* [EXERCISE INPUT]:
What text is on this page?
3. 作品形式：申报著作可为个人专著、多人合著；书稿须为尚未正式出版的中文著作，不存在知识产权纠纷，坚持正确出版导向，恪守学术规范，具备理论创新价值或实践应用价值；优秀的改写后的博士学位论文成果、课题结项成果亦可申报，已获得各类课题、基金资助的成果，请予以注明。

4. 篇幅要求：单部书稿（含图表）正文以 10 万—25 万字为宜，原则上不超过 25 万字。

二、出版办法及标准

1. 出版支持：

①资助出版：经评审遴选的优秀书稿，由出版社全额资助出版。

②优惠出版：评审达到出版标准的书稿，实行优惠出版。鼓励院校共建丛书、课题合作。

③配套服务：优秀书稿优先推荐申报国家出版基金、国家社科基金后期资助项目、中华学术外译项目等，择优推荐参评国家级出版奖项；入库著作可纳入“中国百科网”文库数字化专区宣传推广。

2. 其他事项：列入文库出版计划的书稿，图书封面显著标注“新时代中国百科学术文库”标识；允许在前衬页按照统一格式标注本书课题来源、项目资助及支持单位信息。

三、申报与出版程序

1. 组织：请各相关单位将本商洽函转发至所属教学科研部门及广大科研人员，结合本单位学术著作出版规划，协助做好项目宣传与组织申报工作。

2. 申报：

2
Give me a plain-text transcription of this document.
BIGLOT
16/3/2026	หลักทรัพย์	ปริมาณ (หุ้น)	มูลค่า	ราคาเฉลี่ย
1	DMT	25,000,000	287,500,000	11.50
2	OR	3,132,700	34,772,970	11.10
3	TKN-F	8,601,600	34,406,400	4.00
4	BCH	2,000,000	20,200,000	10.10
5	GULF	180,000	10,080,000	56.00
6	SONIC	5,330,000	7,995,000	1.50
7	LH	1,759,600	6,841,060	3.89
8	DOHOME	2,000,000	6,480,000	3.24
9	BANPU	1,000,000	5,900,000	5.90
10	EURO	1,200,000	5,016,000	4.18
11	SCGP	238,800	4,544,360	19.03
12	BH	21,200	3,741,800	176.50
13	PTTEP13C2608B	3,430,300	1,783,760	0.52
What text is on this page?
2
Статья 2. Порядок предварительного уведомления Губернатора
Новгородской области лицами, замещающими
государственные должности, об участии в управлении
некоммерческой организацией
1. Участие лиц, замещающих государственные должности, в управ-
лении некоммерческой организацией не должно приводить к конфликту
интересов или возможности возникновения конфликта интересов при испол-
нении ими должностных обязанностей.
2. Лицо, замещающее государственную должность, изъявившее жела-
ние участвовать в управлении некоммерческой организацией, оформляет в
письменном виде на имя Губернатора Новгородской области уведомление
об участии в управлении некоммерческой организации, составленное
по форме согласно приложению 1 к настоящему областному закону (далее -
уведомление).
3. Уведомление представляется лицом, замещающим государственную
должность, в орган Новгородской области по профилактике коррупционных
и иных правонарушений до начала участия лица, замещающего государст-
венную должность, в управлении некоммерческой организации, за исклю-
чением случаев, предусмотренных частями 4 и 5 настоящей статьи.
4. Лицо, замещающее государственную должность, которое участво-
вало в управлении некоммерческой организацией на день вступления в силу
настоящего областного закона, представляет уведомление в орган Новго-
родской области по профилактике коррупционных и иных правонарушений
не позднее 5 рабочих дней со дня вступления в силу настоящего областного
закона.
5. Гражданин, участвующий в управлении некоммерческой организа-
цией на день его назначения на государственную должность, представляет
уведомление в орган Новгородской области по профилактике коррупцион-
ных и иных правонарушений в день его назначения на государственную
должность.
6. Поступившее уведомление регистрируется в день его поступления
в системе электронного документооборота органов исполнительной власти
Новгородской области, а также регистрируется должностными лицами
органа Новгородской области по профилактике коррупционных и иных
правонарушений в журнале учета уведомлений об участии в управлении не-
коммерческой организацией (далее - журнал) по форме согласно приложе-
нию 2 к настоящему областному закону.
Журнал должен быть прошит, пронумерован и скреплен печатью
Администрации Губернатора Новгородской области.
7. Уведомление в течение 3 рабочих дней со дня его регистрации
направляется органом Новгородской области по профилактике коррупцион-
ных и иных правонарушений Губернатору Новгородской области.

* [WHAT IS BEING ASKED]:
Go through the listing above and restate it word for word.

* [CORRECT OUTPUT]:
What text is on this page?
3. 作品形式：申报著作可为个人专著、多人合著；书稿须为尚未正式出版的中文著作，不存在知识产权纠纷，坚持正确出版导向，恪守学术规范，具备理论创新价值或实践应用价值；优秀的改写后的博士学位论文成果、课题结项成果亦可申报，已获得各类课题、基金资助的成果，请予以注明。

4. 篇幅要求：单部书稿（含图表）正文以 10 万—25 万字为宜，原则上不超过 25 万字。

二、出版办法及标准

1. 出版支持：

①资助出版：经评审遴选的优秀书稿，由出版社全额资助出版。

②优惠出版：评审达到出版标准的书稿，实行优惠出版。鼓励院校共建丛书、课题合作。

③配套服务：优秀书稿优先推荐申报国家出版基金、国家社科基金后期资助项目、中华学术外译项目等，择优推荐参评国家级出版奖项；入库著作可纳入“中国百科网”文库数字化专区宣传推广。

2. 其他事项：列入文库出版计划的书稿，图书封面显著标注“新时代中国百科学术文库”标识；允许在前衬页按照统一格式标注本书课题来源、项目资助及支持单位信息。

三、申报与出版程序

1. 组织：请各相关单位将本商洽函转发至所属教学科研部门及广大科研人员，结合本单位学术著作出版规划，协助做好项目宣传与组织申报工作。

2. 申报：

2
Give me a plain-text transcription of this document.
BIGLOT
16/3/2026	หลักทรัพย์	ปริมาณ (หุ้น)	มูลค่า	ราคาเฉลี่ย
1	DMT	25,000,000	287,500,000	11.50
2	OR	3,132,700	34,772,970	11.10
3	TKN-F	8,601,600	34,406,400	4.00
4	BCH	2,000,000	20,200,000	10.10
5	GULF	180,000	10,080,000	56.00
6	SONIC	5,330,000	7,995,000	1.50
7	LH	1,759,600	6,841,060	3.89
8	DOHOME	2,000,000	6,480,000	3.24
9	BANPU	1,000,000	5,900,000	5.90
10	EURO	1,200,000	5,016,000	4.18
11	SCGP	238,800	4,544,360	19.03
12	BH	21,200	3,741,800	176.50
13	PTTEP13C2608B	3,430,300	1,783,760	0.52
What text is on this page?
2
Статья 2. Порядок предварительного уведомления Губернатора
Новгородской области лицами, замещающими
государственные должности, об участии в управлении
некоммерческой организацией
1. Участие лиц, замещающих государственные должности, в управ-
лении некоммерческой организацией не должно приводить к конфликту
интересов или возможности возникновения конфликта интересов при испол-
нении ими должностных обязанностей.
2. Лицо, замещающее государственную должность, изъявившее жела-
ние участвовать в управлении некоммерческой организацией, оформляет в
письменном виде на имя Губернатора Новгородской области уведомление
об участии в управлении некоммерческой организации, составленное
по форме согласно приложению 1 к настоящему областному закону (далее -
уведомление).
3. Уведомление представляется лицом, замещающим государственную
должность, в орган Новгородской области по профилактике коррупционных
и иных правонарушений до начала участия лица, замещающего государст-
венную должность, в управлении некоммерческой организации, за исклю-
чением случаев, предусмотренных частями 4 и 5 настоящей статьи.
4. Лицо, замещающее государственную должность, которое участво-
вало в управлении некоммерческой организацией на день вступления в силу
настоящего областного закона, представляет уведомление в орган Новго-
родской области по профилактике коррупционных и иных правонарушений
не позднее 5 рабочих дней со дня вступления в силу настоящего областного
закона.
5. Гражданин, участвующий в управлении некоммерческой организа-
цией на день его назначения на государственную должность, представляет
уведомление в орган Новгородской области по профилактике коррупцион-
ных и иных правонарушений в день его назначения на государственную
должность.
6. Поступившее уведомление регистрируется в день его поступления
в системе электронного документооборота органов исполнительной власти
Новгородской области, а также регистрируется должностными лицами
органа Новгородской области по профилактике коррупционных и иных
правонарушений в журнале учета уведомлений об участии в управлении не-
коммерческой организацией (далее - журнал) по форме согласно приложе-
нию 2 к настоящему областному закону.
Журнал должен быть прошит, пронумерован и скреплен печатью
Администрации Губернатора Новгородской области.
7. Уведомление в течение 3 рабочих дней со дня его регистрации
направляется органом Новгородской области по профилактике коррупцион-
ных и иных правонарушений Губернатору Новгородской области.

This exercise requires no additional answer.